TASK:
Copy each line of the entries that contains the word "Injected".

MATERIAL PROVIDED:

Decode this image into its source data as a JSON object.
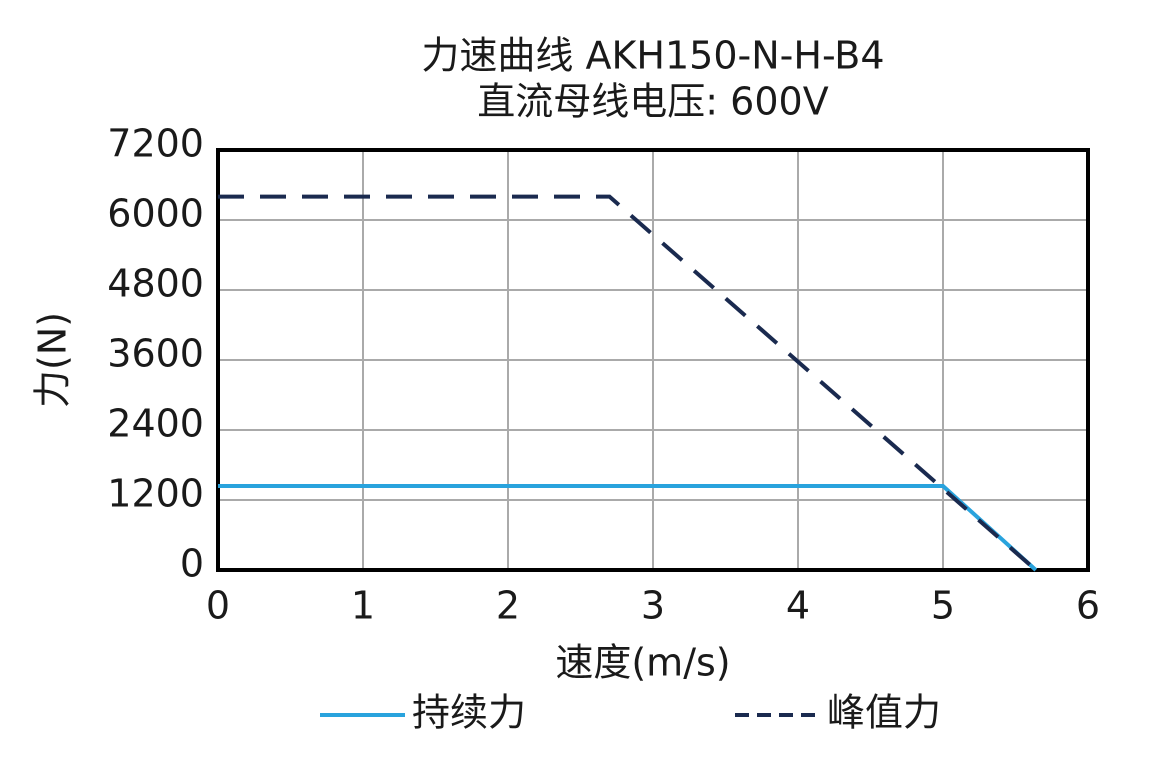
{
  "chart_data": {
    "type": "line",
    "title": "力速曲线 AKH150-N-H-B4",
    "subtitle": "直流母线电压: 600V",
    "x_label": "速度(m/s)",
    "y_label": "力(N)",
    "xlim": [
      0,
      6
    ],
    "xticks": [
      0,
      1,
      2,
      3,
      4,
      5,
      6
    ],
    "ylim": [
      0,
      7200
    ],
    "yticks": [
      0,
      1200,
      2400,
      3600,
      4800,
      6000,
      7200
    ],
    "grid": true,
    "legend": "bottom",
    "series": [
      {
        "name": "持续力",
        "color": "#29a3dd",
        "style": "solid",
        "x": [
          0,
          5,
          5.64
        ],
        "values": [
          1440,
          1440,
          0
        ]
      },
      {
        "name": "峰值力",
        "color": "#1a2a4f",
        "style": "dashed",
        "x": [
          0,
          2.7,
          5.64
        ],
        "values": [
          6400,
          6400,
          0
        ]
      }
    ]
  }
}
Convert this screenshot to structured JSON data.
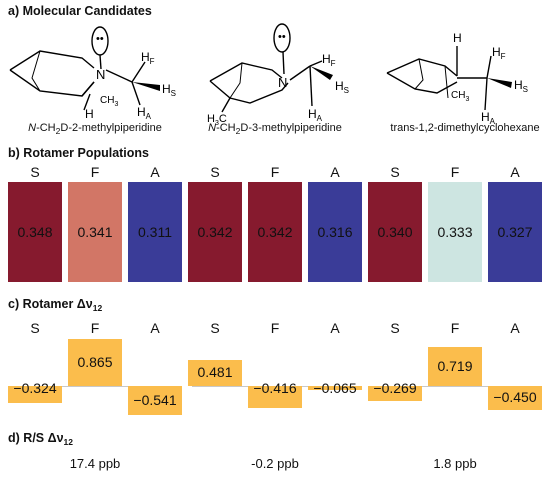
{
  "sections": {
    "a_prefix": "a)",
    "a_title": "Molecular Candidates",
    "b_prefix": "b)",
    "b_title": "Rotamer Populations",
    "c_prefix": "c)",
    "c_title_main": "Rotamer Δν",
    "c_title_sub": "12",
    "d_prefix": "d)",
    "d_title_main": "R/S Δν",
    "d_title_sub": "12"
  },
  "candidates": [
    {
      "label_prefix": "N",
      "label_rest": "-CH",
      "sub": "2",
      "label_tail": "D-2-methylpiperidine",
      "atoms": {
        "n": "N",
        "lone_pair": "••",
        "hf": "H",
        "hf_sub": "F",
        "hs": "H",
        "hs_sub": "S",
        "ha": "H",
        "ha_sub": "A",
        "h": "H",
        "ch3": "CH",
        "ch3_sub": "3"
      }
    },
    {
      "label_prefix": "N",
      "label_rest": "-CH",
      "sub": "2",
      "label_tail": "D-3-methylpiperidine",
      "atoms": {
        "n": "N",
        "lone_pair": "••",
        "hf": "H",
        "hf_sub": "F",
        "hs": "H",
        "hs_sub": "S",
        "ha": "H",
        "ha_sub": "A",
        "h3c": "H",
        "h3c_sub": "3",
        "h3c_tail": "C"
      }
    },
    {
      "label_full": "trans-1,2-dimethylcyclohexane",
      "atoms": {
        "h": "H",
        "hf": "H",
        "hf_sub": "F",
        "hs": "H",
        "hs_sub": "S",
        "ha": "H",
        "ha_sub": "A",
        "ch3": "CH",
        "ch3_sub": "3"
      }
    }
  ],
  "rotamer_letters": [
    "S",
    "F",
    "A"
  ],
  "colors": {
    "high": "#861a2e",
    "mid": "#d27666",
    "low": "#3a3c98",
    "pale": "#cde5e1",
    "dv_bar": "#fbbd4c"
  },
  "populations": [
    {
      "bars": [
        {
          "rotamer": "S",
          "value": "0.348",
          "color": "#861a2e"
        },
        {
          "rotamer": "F",
          "value": "0.341",
          "color": "#d27666"
        },
        {
          "rotamer": "A",
          "value": "0.311",
          "color": "#3a3c98"
        }
      ]
    },
    {
      "bars": [
        {
          "rotamer": "S",
          "value": "0.342",
          "color": "#861a2e"
        },
        {
          "rotamer": "F",
          "value": "0.342",
          "color": "#861a2e"
        },
        {
          "rotamer": "A",
          "value": "0.316",
          "color": "#3a3c98"
        }
      ]
    },
    {
      "bars": [
        {
          "rotamer": "S",
          "value": "0.340",
          "color": "#861a2e"
        },
        {
          "rotamer": "F",
          "value": "0.333",
          "color": "#cde5e1"
        },
        {
          "rotamer": "A",
          "value": "0.327",
          "color": "#3a3c98"
        }
      ]
    }
  ],
  "delta_nu": [
    {
      "bars": [
        {
          "rotamer": "S",
          "label": "−0.324",
          "value": -0.324
        },
        {
          "rotamer": "F",
          "label": "0.865",
          "value": 0.865
        },
        {
          "rotamer": "A",
          "label": "−0.541",
          "value": -0.541
        }
      ]
    },
    {
      "bars": [
        {
          "rotamer": "S",
          "label": "0.481",
          "value": 0.481
        },
        {
          "rotamer": "F",
          "label": "−0.416",
          "value": -0.416
        },
        {
          "rotamer": "A",
          "label": "−0.065",
          "value": -0.065
        }
      ]
    },
    {
      "bars": [
        {
          "rotamer": "S",
          "label": "−0.269",
          "value": -0.269
        },
        {
          "rotamer": "F",
          "label": "0.719",
          "value": 0.719
        },
        {
          "rotamer": "A",
          "label": "−0.450",
          "value": -0.45
        }
      ]
    }
  ],
  "rs_delta_nu": [
    "17.4 ppb",
    "-0.2 ppb",
    "1.8 ppb"
  ]
}
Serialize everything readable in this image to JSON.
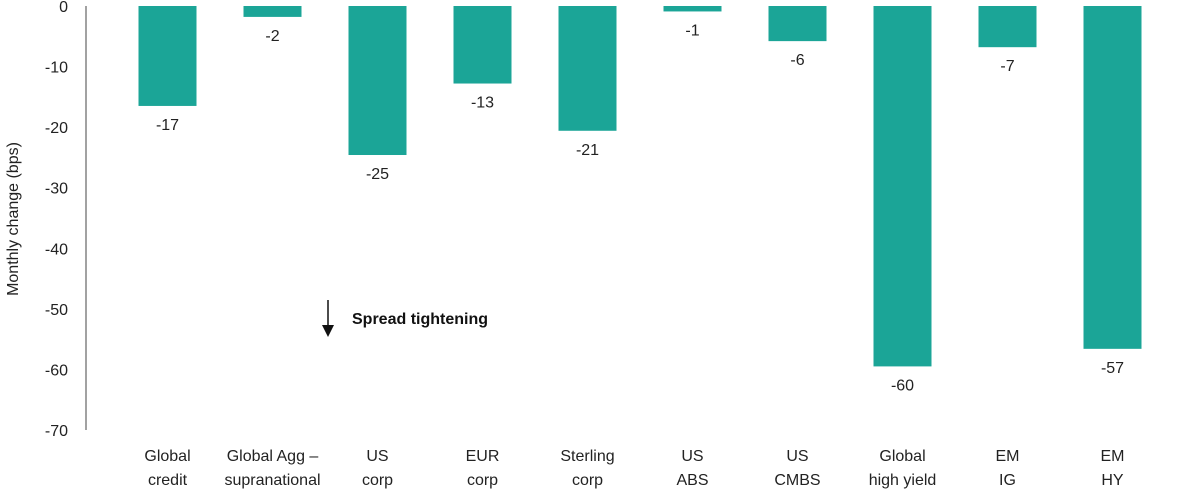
{
  "chart_data": {
    "type": "bar",
    "ylabel": "Monthly change (bps)",
    "ylim": [
      -70,
      0
    ],
    "yticks": [
      0,
      -10,
      -20,
      -30,
      -40,
      -50,
      -60,
      -70
    ],
    "grid": false,
    "bar_color": "#1ba597",
    "categories": [
      [
        "Global",
        "credit"
      ],
      [
        "Global Agg –",
        "supranational"
      ],
      [
        "US",
        "corp"
      ],
      [
        "EUR",
        "corp"
      ],
      [
        "Sterling",
        "corp"
      ],
      [
        "US",
        "ABS"
      ],
      [
        "US",
        "CMBS"
      ],
      [
        "Global",
        "high yield"
      ],
      [
        "EM",
        "IG"
      ],
      [
        "EM",
        "HY"
      ]
    ],
    "values": [
      -16.5,
      -1.8,
      -24.6,
      -12.8,
      -20.6,
      -0.9,
      -5.8,
      -59.5,
      -6.8,
      -56.6
    ],
    "data_labels": [
      "-17",
      "-2",
      "-25",
      "-13",
      "-21",
      "-1",
      "-6",
      "-60",
      "-7",
      "-57"
    ],
    "annotation": "Spread tightening"
  }
}
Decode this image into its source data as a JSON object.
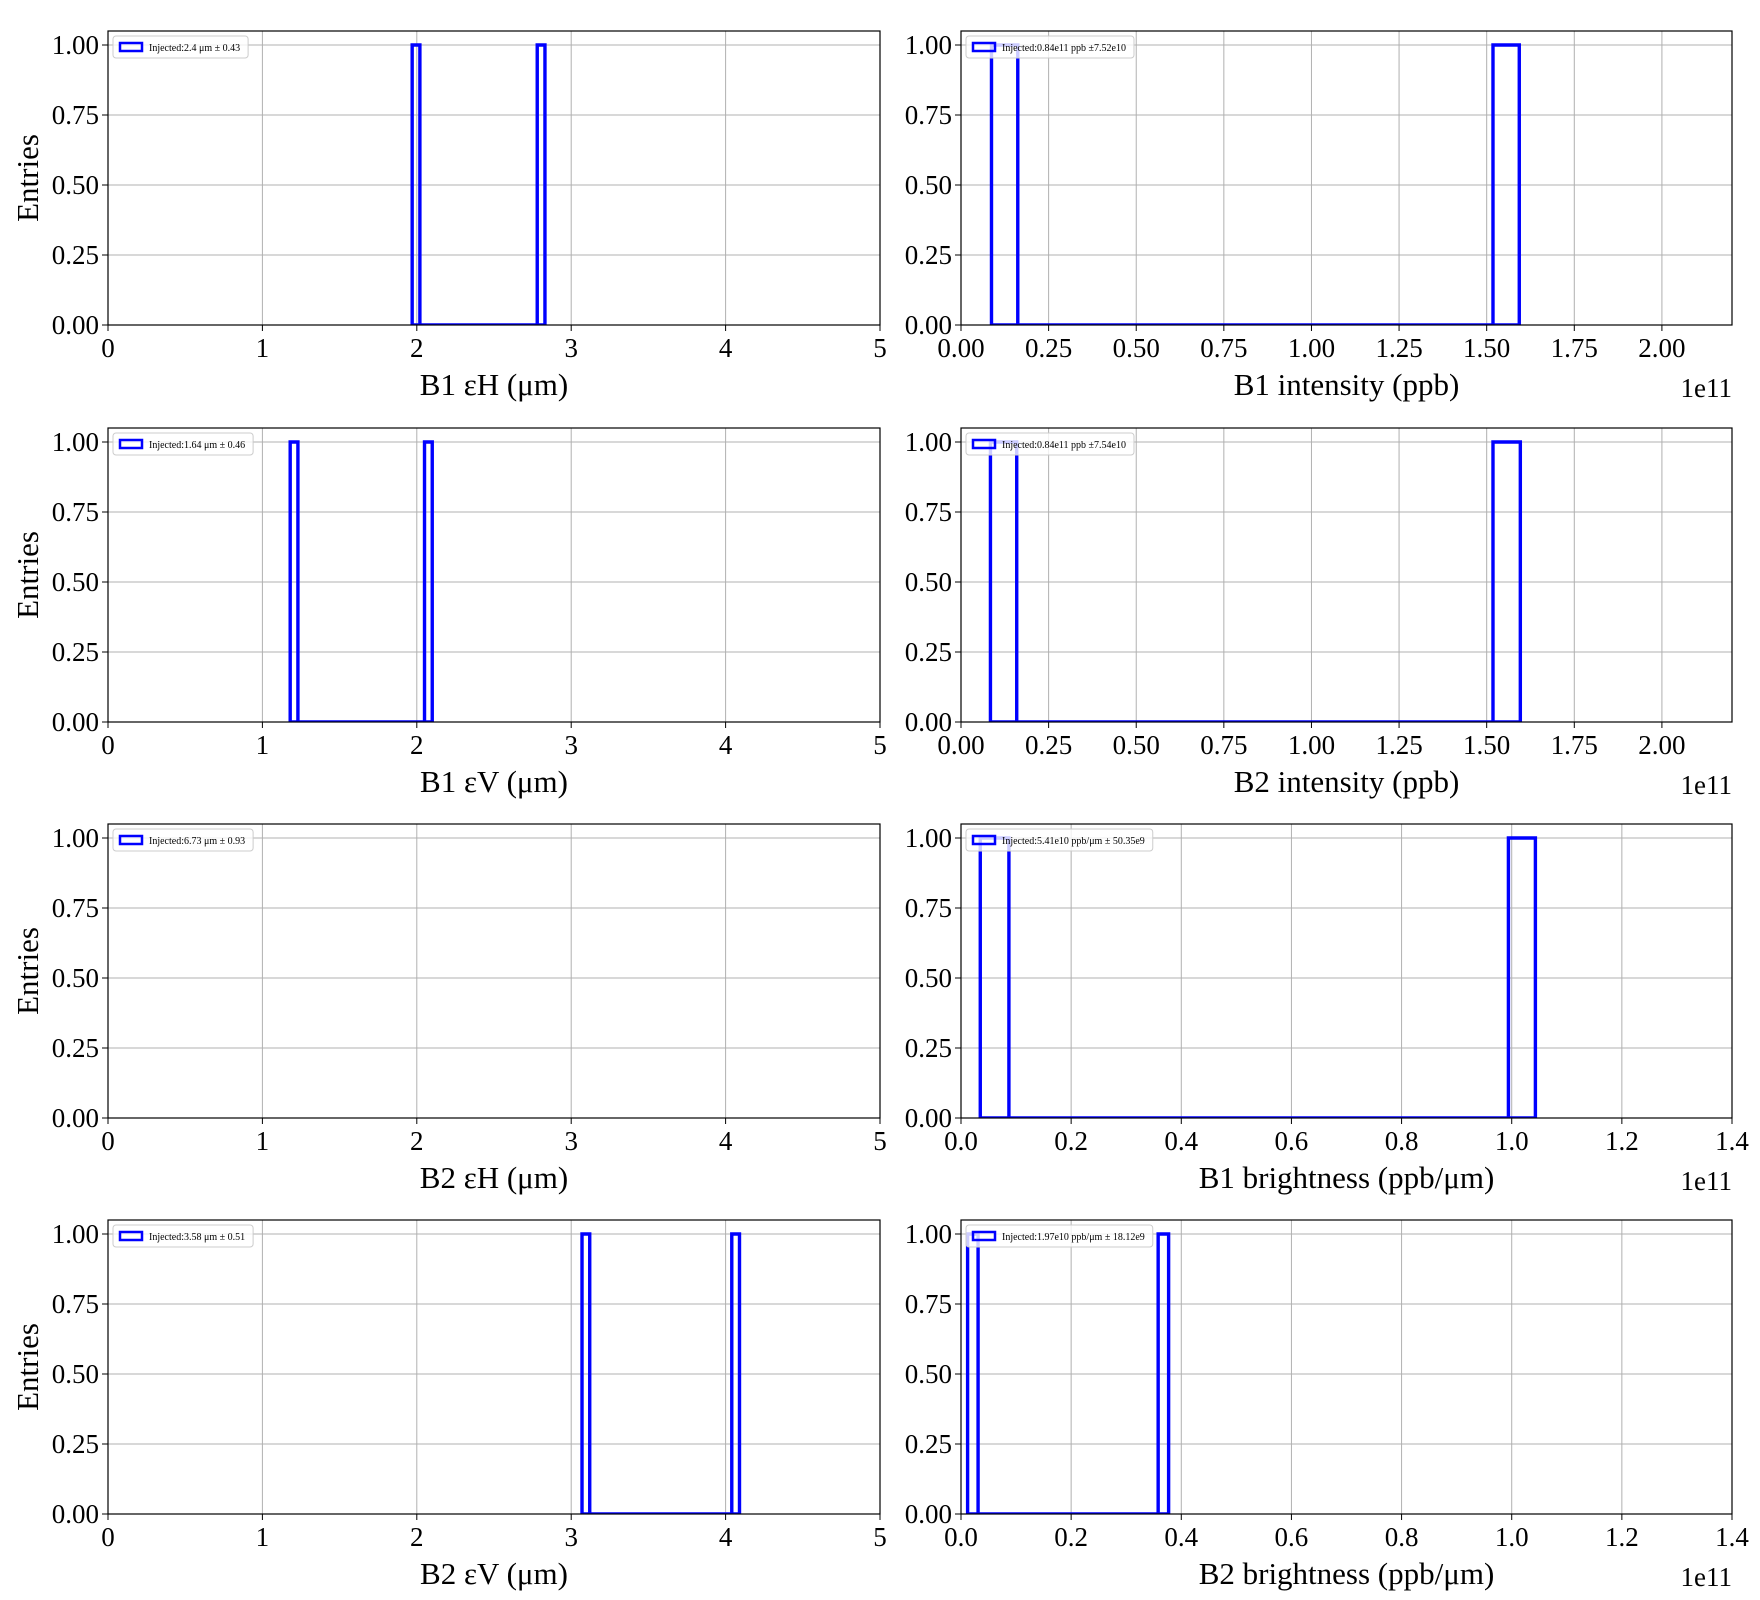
{
  "chart_data": [
    {
      "type": "histogram",
      "xlabel": "B1 εH (μm)",
      "ylabel": "Entries",
      "legend": "Injected:2.4 μm ± 0.43",
      "color": "#0000ff",
      "bins": [
        1.97,
        2.02,
        2.78,
        2.83
      ],
      "counts": [
        1,
        0,
        1
      ],
      "xlim": [
        0,
        5
      ],
      "ylim": [
        0,
        1.05
      ],
      "xticks": [
        0,
        1,
        2,
        3,
        4,
        5
      ],
      "yticks": [
        {
          "value": 0,
          "label": "0.00"
        },
        {
          "value": 0.25,
          "label": "0.25"
        },
        {
          "value": 0.5,
          "label": "0.50"
        },
        {
          "value": 0.75,
          "label": "0.75"
        },
        {
          "value": 1,
          "label": "1.00"
        }
      ],
      "grid": true
    },
    {
      "type": "histogram",
      "xlabel": "B1 intensity (ppb)",
      "legend": "Injected:0.84e11 ppb ±7.52e10",
      "offset_text": "1e11",
      "color": "#0000ff",
      "bins": [
        0.087,
        0.162,
        1.518,
        1.593
      ],
      "counts": [
        1,
        0,
        1
      ],
      "xlim": [
        0,
        2.2
      ],
      "ylim": [
        0,
        1.05
      ],
      "xticks": [
        {
          "value": 0,
          "label": "0.00"
        },
        {
          "value": 0.25,
          "label": "0.25"
        },
        {
          "value": 0.5,
          "label": "0.50"
        },
        {
          "value": 0.75,
          "label": "0.75"
        },
        {
          "value": 1,
          "label": "1.00"
        },
        {
          "value": 1.25,
          "label": "1.25"
        },
        {
          "value": 1.5,
          "label": "1.50"
        },
        {
          "value": 1.75,
          "label": "1.75"
        },
        {
          "value": 2,
          "label": "2.00"
        }
      ],
      "yticks": [
        {
          "value": 0,
          "label": "0.00"
        },
        {
          "value": 0.25,
          "label": "0.25"
        },
        {
          "value": 0.5,
          "label": "0.50"
        },
        {
          "value": 0.75,
          "label": "0.75"
        },
        {
          "value": 1,
          "label": "1.00"
        }
      ],
      "grid": true
    },
    {
      "type": "histogram",
      "xlabel": "B1 εV (μm)",
      "ylabel": "Entries",
      "legend": "Injected:1.64 μm ± 0.46",
      "color": "#0000ff",
      "bins": [
        1.18,
        1.23,
        2.05,
        2.1
      ],
      "counts": [
        1,
        0,
        1
      ],
      "xlim": [
        0,
        5
      ],
      "ylim": [
        0,
        1.05
      ],
      "xticks": [
        0,
        1,
        2,
        3,
        4,
        5
      ],
      "yticks": [
        {
          "value": 0,
          "label": "0.00"
        },
        {
          "value": 0.25,
          "label": "0.25"
        },
        {
          "value": 0.5,
          "label": "0.50"
        },
        {
          "value": 0.75,
          "label": "0.75"
        },
        {
          "value": 1,
          "label": "1.00"
        }
      ],
      "grid": true
    },
    {
      "type": "histogram",
      "xlabel": "B2 intensity (ppb)",
      "legend": "Injected:0.84e11 ppb ±7.54e10",
      "offset_text": "1e11",
      "color": "#0000ff",
      "bins": [
        0.084,
        0.159,
        1.518,
        1.596
      ],
      "counts": [
        1,
        0,
        1
      ],
      "xlim": [
        0,
        2.2
      ],
      "ylim": [
        0,
        1.05
      ],
      "xticks": [
        {
          "value": 0,
          "label": "0.00"
        },
        {
          "value": 0.25,
          "label": "0.25"
        },
        {
          "value": 0.5,
          "label": "0.50"
        },
        {
          "value": 0.75,
          "label": "0.75"
        },
        {
          "value": 1,
          "label": "1.00"
        },
        {
          "value": 1.25,
          "label": "1.25"
        },
        {
          "value": 1.5,
          "label": "1.50"
        },
        {
          "value": 1.75,
          "label": "1.75"
        },
        {
          "value": 2,
          "label": "2.00"
        }
      ],
      "yticks": [
        {
          "value": 0,
          "label": "0.00"
        },
        {
          "value": 0.25,
          "label": "0.25"
        },
        {
          "value": 0.5,
          "label": "0.50"
        },
        {
          "value": 0.75,
          "label": "0.75"
        },
        {
          "value": 1,
          "label": "1.00"
        }
      ],
      "grid": true
    },
    {
      "type": "histogram",
      "xlabel": "B2 εH (μm)",
      "ylabel": "Entries",
      "legend": "Injected:6.73 μm ± 0.93",
      "color": "#0000ff",
      "xlim": [
        0,
        5
      ],
      "ylim": [
        0,
        1.05
      ],
      "xticks": [
        0,
        1,
        2,
        3,
        4,
        5
      ],
      "yticks": [
        {
          "value": 0,
          "label": "0.00"
        },
        {
          "value": 0.25,
          "label": "0.25"
        },
        {
          "value": 0.5,
          "label": "0.50"
        },
        {
          "value": 0.75,
          "label": "0.75"
        },
        {
          "value": 1,
          "label": "1.00"
        }
      ],
      "grid": true
    },
    {
      "type": "histogram",
      "xlabel": "B1 brightness (ppb/μm)",
      "legend": "Injected:5.41e10 ppb/μm ± 50.35e9",
      "offset_text": "1e11",
      "color": "#0000ff",
      "bins": [
        0.035,
        0.087,
        0.994,
        1.043
      ],
      "counts": [
        1,
        0,
        1
      ],
      "xlim": [
        0,
        1.4
      ],
      "ylim": [
        0,
        1.05
      ],
      "xticks": [
        {
          "value": 0,
          "label": "0.0"
        },
        0.2,
        0.4,
        0.6,
        0.8,
        {
          "value": 1,
          "label": "1.0"
        },
        1.2,
        1.4
      ],
      "yticks": [
        {
          "value": 0,
          "label": "0.00"
        },
        {
          "value": 0.25,
          "label": "0.25"
        },
        {
          "value": 0.5,
          "label": "0.50"
        },
        {
          "value": 0.75,
          "label": "0.75"
        },
        {
          "value": 1,
          "label": "1.00"
        }
      ],
      "grid": true
    },
    {
      "type": "histogram",
      "xlabel": "B2 εV (μm)",
      "ylabel": "Entries",
      "legend": "Injected:3.58 μm ± 0.51",
      "color": "#0000ff",
      "bins": [
        3.07,
        3.12,
        4.04,
        4.09
      ],
      "counts": [
        1,
        0,
        1
      ],
      "xlim": [
        0,
        5
      ],
      "ylim": [
        0,
        1.05
      ],
      "xticks": [
        0,
        1,
        2,
        3,
        4,
        5
      ],
      "yticks": [
        {
          "value": 0,
          "label": "0.00"
        },
        {
          "value": 0.25,
          "label": "0.25"
        },
        {
          "value": 0.5,
          "label": "0.50"
        },
        {
          "value": 0.75,
          "label": "0.75"
        },
        {
          "value": 1,
          "label": "1.00"
        }
      ],
      "grid": true
    },
    {
      "type": "histogram",
      "xlabel": "B2 brightness (ppb/μm)",
      "legend": "Injected:1.97e10 ppb/μm ± 18.12e9",
      "offset_text": "1e11",
      "color": "#0000ff",
      "bins": [
        0.012,
        0.031,
        0.358,
        0.377
      ],
      "counts": [
        1,
        0,
        1
      ],
      "xlim": [
        0,
        1.4
      ],
      "ylim": [
        0,
        1.05
      ],
      "xticks": [
        {
          "value": 0,
          "label": "0.0"
        },
        0.2,
        0.4,
        0.6,
        0.8,
        {
          "value": 1,
          "label": "1.0"
        },
        1.2,
        1.4
      ],
      "yticks": [
        {
          "value": 0,
          "label": "0.00"
        },
        {
          "value": 0.25,
          "label": "0.25"
        },
        {
          "value": 0.5,
          "label": "0.50"
        },
        {
          "value": 0.75,
          "label": "0.75"
        },
        {
          "value": 1,
          "label": "1.00"
        }
      ],
      "grid": true
    }
  ]
}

OUTPUT:
      "legend": "Injected:2.4 μm ± 0.43",
      "legend": "Injected:0.84e11 ppb ±7.52e10",
      "legend": "Injected:1.64 μm ± 0.46",
      "legend": "Injected:0.84e11 ppb ±7.54e10",
      "legend": "Injected:6.73 μm ± 0.93",
      "legend": "Injected:5.41e10 ppb/μm ± 50.35e9",
      "legend": "Injected:3.58 μm ± 0.51",
      "legend": "Injected:1.97e10 ppb/μm ± 18.12e9",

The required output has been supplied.